§ **DATA RECORDS**
⟨

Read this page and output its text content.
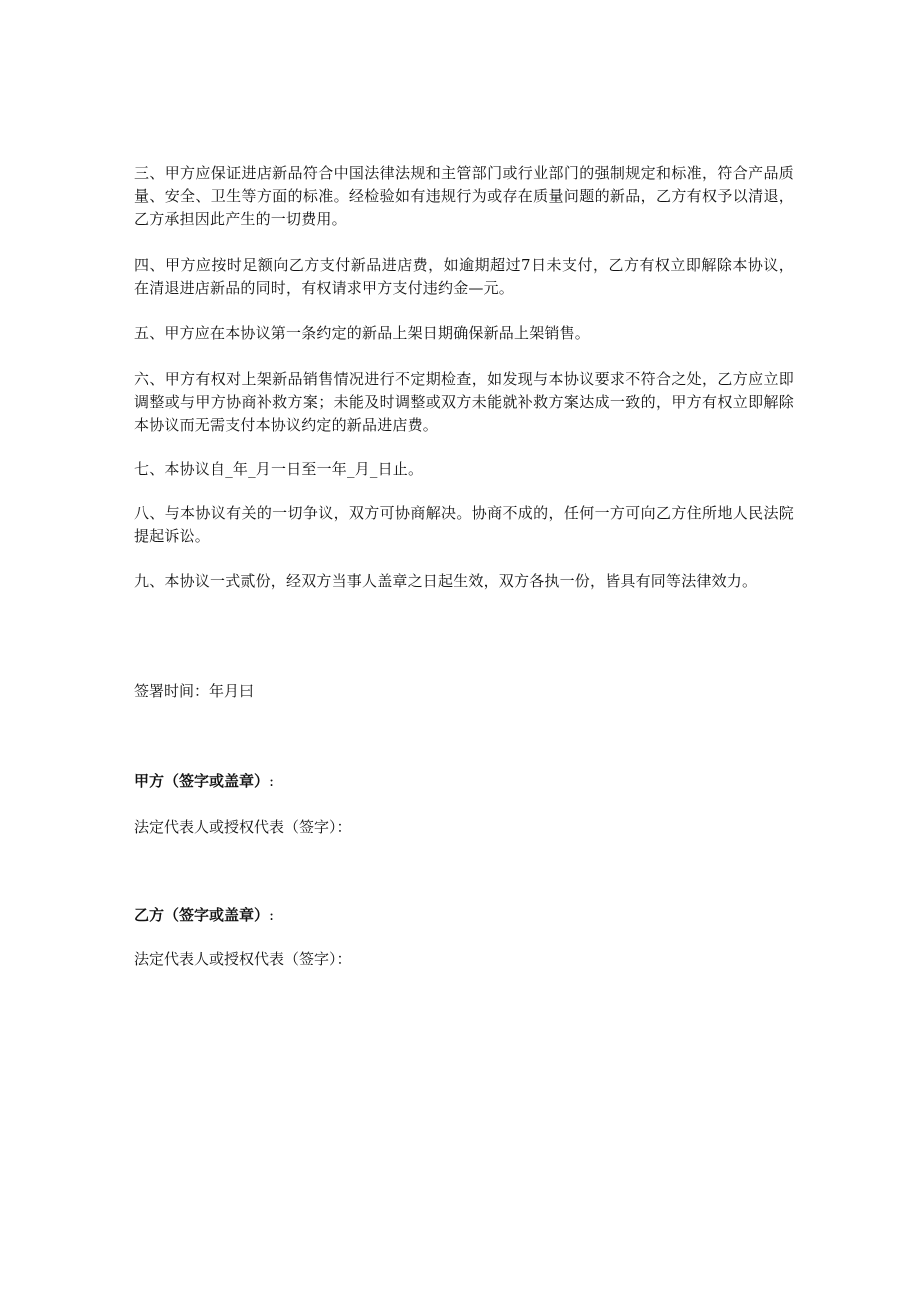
三、甲方应保证进店新品符合中国法律法规和主管部门或行业部门的强制规定和标准，符合产品质量、安全、卫生等方面的标准。经检验如有违规行为或存在质量问题的新品，乙方有权予以清退，乙方承担因此产生的一切费用。

四、甲方应按时足额向乙方支付新品进店费，如逾期超过7日未支付，乙方有权立即解除本协议，在清退进店新品的同时，有权请求甲方支付违约金—元。

五、甲方应在本协议第一条约定的新品上架日期确保新品上架销售。

六、甲方有权对上架新品销售情况进行不定期检查，如发现与本协议要求不符合之处，乙方应立即调整或与甲方协商补救方案；未能及时调整或双方未能就补救方案达成一致的，甲方有权立即解除本协议而无需支付本协议约定的新品进店费。

七、本协议自_年_月一日至一年_月_日止。

八、与本协议有关的一切争议，双方可协商解决。协商不成的，任何一方可向乙方住所地人民法院提起诉讼。

九、本协议一式贰份，经双方当事人盖章之日起生效，双方各执一份，皆具有同等法律效力。

签署时间：年月曰

甲方（签字或盖章）:

法定代表人或授权代表（签字）：

乙方（签字或盖章）:

法定代表人或授权代表（签字）：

⟩

§ **GOAL**
Omitting all images, retype each line of the records precisely.

§ **EXERCISE ANSWER**
Read this page and output its text content.
三、甲方应保证进店新品符合中国法律法规和主管部门或行业部门的强制规定和标准，符合产品质量、安全、卫生等方面的标准。经检验如有违规行为或存在质量问题的新品，乙方有权予以清退，乙方承担因此产生的一切费用。

四、甲方应按时足额向乙方支付新品进店费，如逾期超过7日未支付，乙方有权立即解除本协议，在清退进店新品的同时，有权请求甲方支付违约金—元。

五、甲方应在本协议第一条约定的新品上架日期确保新品上架销售。

六、甲方有权对上架新品销售情况进行不定期检查，如发现与本协议要求不符合之处，乙方应立即调整或与甲方协商补救方案；未能及时调整或双方未能就补救方案达成一致的，甲方有权立即解除本协议而无需支付本协议约定的新品进店费。

七、本协议自_年_月一日至一年_月_日止。

八、与本协议有关的一切争议，双方可协商解决。协商不成的，任何一方可向乙方住所地人民法院提起诉讼。

九、本协议一式贰份，经双方当事人盖章之日起生效，双方各执一份，皆具有同等法律效力。

签署时间：年月曰

甲方（签字或盖章）:

法定代表人或授权代表（签字）：

乙方（签字或盖章）:

法定代表人或授权代表（签字）：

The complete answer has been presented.